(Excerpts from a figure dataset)
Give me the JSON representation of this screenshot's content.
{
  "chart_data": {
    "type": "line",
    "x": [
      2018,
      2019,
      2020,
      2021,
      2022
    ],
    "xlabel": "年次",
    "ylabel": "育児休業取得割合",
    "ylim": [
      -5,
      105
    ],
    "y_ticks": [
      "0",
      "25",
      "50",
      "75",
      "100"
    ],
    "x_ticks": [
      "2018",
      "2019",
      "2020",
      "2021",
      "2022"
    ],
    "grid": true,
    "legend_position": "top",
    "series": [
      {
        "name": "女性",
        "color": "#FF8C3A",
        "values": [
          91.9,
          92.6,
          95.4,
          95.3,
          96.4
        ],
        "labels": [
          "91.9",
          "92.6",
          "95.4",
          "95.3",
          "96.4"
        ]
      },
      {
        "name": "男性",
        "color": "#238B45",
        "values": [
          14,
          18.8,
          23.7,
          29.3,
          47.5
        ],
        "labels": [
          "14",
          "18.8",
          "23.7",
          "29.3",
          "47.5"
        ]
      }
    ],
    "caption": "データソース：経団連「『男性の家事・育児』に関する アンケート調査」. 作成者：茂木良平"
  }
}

Task statement
Take the data above and return it exactly.

Solution for this exercise
Give me the JSON representation of this screenshot's content.
{
  "chart_data": {
    "type": "line",
    "x": [
      2018,
      2019,
      2020,
      2021,
      2022
    ],
    "xlabel": "年次",
    "ylabel": "育児休業取得割合",
    "ylim": [
      -5,
      105
    ],
    "y_ticks": [
      "0",
      "25",
      "50",
      "75",
      "100"
    ],
    "x_ticks": [
      "2018",
      "2019",
      "2020",
      "2021",
      "2022"
    ],
    "grid": true,
    "legend_position": "top",
    "series": [
      {
        "name": "女性",
        "color": "#FF8C3A",
        "values": [
          91.9,
          92.6,
          95.4,
          95.3,
          96.4
        ],
        "labels": [
          "91.9",
          "92.6",
          "95.4",
          "95.3",
          "96.4"
        ]
      },
      {
        "name": "男性",
        "color": "#238B45",
        "values": [
          14,
          18.8,
          23.7,
          29.3,
          47.5
        ],
        "labels": [
          "14",
          "18.8",
          "23.7",
          "29.3",
          "47.5"
        ]
      }
    ],
    "caption": "データソース：経団連「『男性の家事・育児』に関する アンケート調査」. 作成者：茂木良平"
  }
}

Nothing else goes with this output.